### WRITTEN INSTRUCTION
Please convert the lines below into a Markdown table with the columns Row and Line, giving each non-blank line its row number and leaving out the pictures.

☆ ☆ ☆ ☆

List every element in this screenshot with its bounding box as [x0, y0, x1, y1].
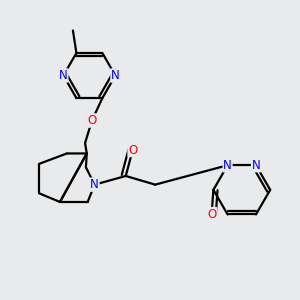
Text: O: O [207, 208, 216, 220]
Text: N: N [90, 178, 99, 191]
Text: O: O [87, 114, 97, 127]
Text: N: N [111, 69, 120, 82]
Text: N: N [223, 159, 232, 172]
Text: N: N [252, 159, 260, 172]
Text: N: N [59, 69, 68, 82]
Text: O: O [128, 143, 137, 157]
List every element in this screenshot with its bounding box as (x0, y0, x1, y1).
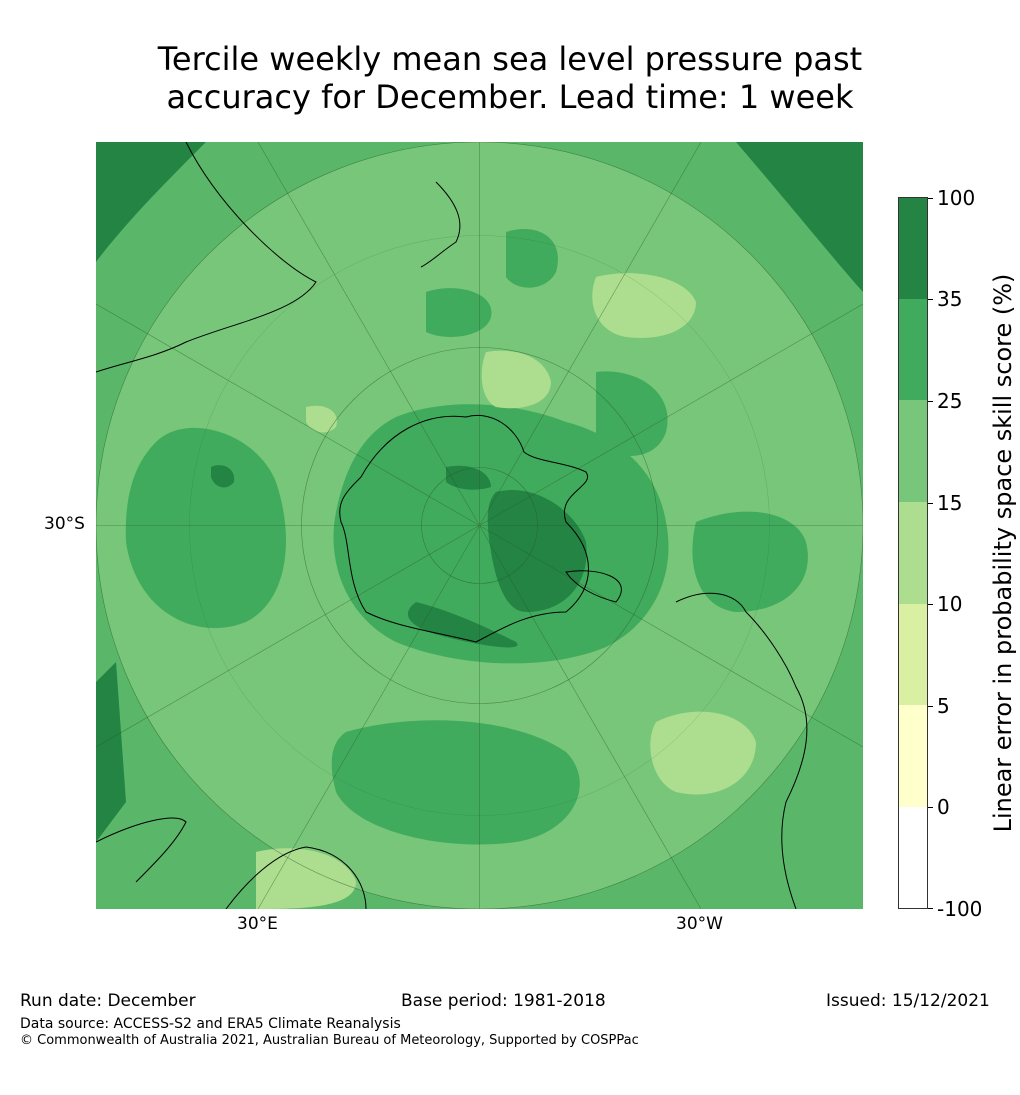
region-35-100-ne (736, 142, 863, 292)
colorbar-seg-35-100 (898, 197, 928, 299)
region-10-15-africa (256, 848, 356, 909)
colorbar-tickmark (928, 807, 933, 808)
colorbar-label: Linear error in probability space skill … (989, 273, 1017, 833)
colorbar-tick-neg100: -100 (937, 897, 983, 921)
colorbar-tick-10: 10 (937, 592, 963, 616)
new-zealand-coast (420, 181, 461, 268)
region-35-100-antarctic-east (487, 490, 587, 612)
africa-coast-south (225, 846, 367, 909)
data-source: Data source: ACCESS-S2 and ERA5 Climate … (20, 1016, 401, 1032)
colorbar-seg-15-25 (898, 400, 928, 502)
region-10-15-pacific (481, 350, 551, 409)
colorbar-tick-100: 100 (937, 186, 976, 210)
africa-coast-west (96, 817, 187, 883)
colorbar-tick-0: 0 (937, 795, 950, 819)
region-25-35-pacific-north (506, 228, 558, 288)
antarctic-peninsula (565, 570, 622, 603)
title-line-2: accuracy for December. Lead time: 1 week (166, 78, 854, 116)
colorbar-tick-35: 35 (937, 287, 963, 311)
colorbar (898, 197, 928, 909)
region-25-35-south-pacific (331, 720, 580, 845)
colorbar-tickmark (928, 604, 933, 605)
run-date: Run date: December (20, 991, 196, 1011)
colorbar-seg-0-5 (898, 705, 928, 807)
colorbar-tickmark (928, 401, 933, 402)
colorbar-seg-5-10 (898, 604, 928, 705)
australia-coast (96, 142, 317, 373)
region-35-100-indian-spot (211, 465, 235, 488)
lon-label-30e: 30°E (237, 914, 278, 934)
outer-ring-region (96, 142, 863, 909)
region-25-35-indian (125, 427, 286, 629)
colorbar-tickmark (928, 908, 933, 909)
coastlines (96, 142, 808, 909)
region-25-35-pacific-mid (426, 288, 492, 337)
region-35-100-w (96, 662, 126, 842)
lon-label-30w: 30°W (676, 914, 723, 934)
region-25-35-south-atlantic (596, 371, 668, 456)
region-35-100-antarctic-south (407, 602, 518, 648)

☆ ☆ ☆ ☆

### TASK SOLUTION
| Row | Line |
|---|---|
| 1 | List every element in this screenshot with its bounding box as [x0, y0, x1, y1]. |
| 2 | Text: O: O [207, 208, 216, 220] |
| 3 | Text: N: N [90, 178, 99, 191] |
| 4 | Text: O: O [87, 114, 97, 127] |
| 5 | Text: N: N [111, 69, 120, 82] |
| 6 | Text: N: N [223, 159, 232, 172] |
| 7 | Text: N: N [252, 159, 260, 172] |
| 8 | Text: N: N [59, 69, 68, 82] |
| 9 | Text: O: O [128, 143, 137, 157] |
| 10 | List every element in this screenshot with its bounding box as (x0, y0, x1, y1). |
| 11 | region-35-100-ne (736, 142, 863, 292) |
| 12 | colorbar-seg-35-100 (898, 197, 928, 299) |
| 13 | region-10-15-africa (256, 848, 356, 909) |
| 14 | colorbar-tickmark (928, 807, 933, 808) |
| 15 | colorbar-label: Linear error in probability space skill … (989, 273, 1017, 833) |
| 16 | colorbar-tick-neg100: -100 (937, 897, 983, 921) |
| 17 | colorbar-tick-10: 10 (937, 592, 963, 616) |
| 18 | new-zealand-coast (420, 181, 461, 268) |
| 19 | region-35-100-antarctic-east (487, 490, 587, 612) |
| 20 | africa-coast-south (225, 846, 367, 909) |
| 21 | data-source: Data source: ACCESS-S2 and ERA5 Climate … (20, 1016, 401, 1032) |
| 22 | colorbar-seg-15-25 (898, 400, 928, 502) |
| 23 | region-10-15-pacific (481, 350, 551, 409) |
| 24 | colorbar-tick-100: 100 (937, 186, 976, 210) |
| 25 | africa-coast-west (96, 817, 187, 883) |
| 26 | colorbar-tick-0: 0 (937, 795, 950, 819) |
| 27 | region-25-35-pacific-north (506, 228, 558, 288) |
| 28 | antarctic-peninsula (565, 570, 622, 603) |
| 29 | title-line-2: accuracy for December. Lead time: 1 week (166, 78, 854, 116) |
| 30 | colorbar-tick-35: 35 (937, 287, 963, 311) |
| 31 | colorbar (898, 197, 928, 909) |
| 32 | region-25-35-south-pacific (331, 720, 580, 845) |
| 33 | colorbar-tickmark (928, 604, 933, 605) |
| 34 | run-date: Run date: December (20, 991, 196, 1011) |
| 35 | colorbar-seg-0-5 (898, 705, 928, 807) |
| 36 | colorbar-tickmark (928, 401, 933, 402) |
| 37 | colorbar-seg-5-10 (898, 604, 928, 705) |
| 38 | australia-coast (96, 142, 317, 373) |
| 39 | region-35-100-indian-spot (211, 465, 235, 488) |
| 40 | lon-label-30e: 30°E (237, 914, 278, 934) |
| 41 | outer-ring-region (96, 142, 863, 909) |
| 42 | region-25-35-indian (125, 427, 286, 629) |
| 43 | colorbar-tickmark (928, 908, 933, 909) |
| 44 | coastlines (96, 142, 808, 909) |
| 45 | region-25-35-pacific-mid (426, 288, 492, 337) |
| 46 | region-35-100-w (96, 662, 126, 842) |
| 47 | lon-label-30w: 30°W (676, 914, 723, 934) |
| 48 | region-25-35-south-atlantic (596, 371, 668, 456) |
| 49 | region-35-100-antarctic-south (407, 602, 518, 648) |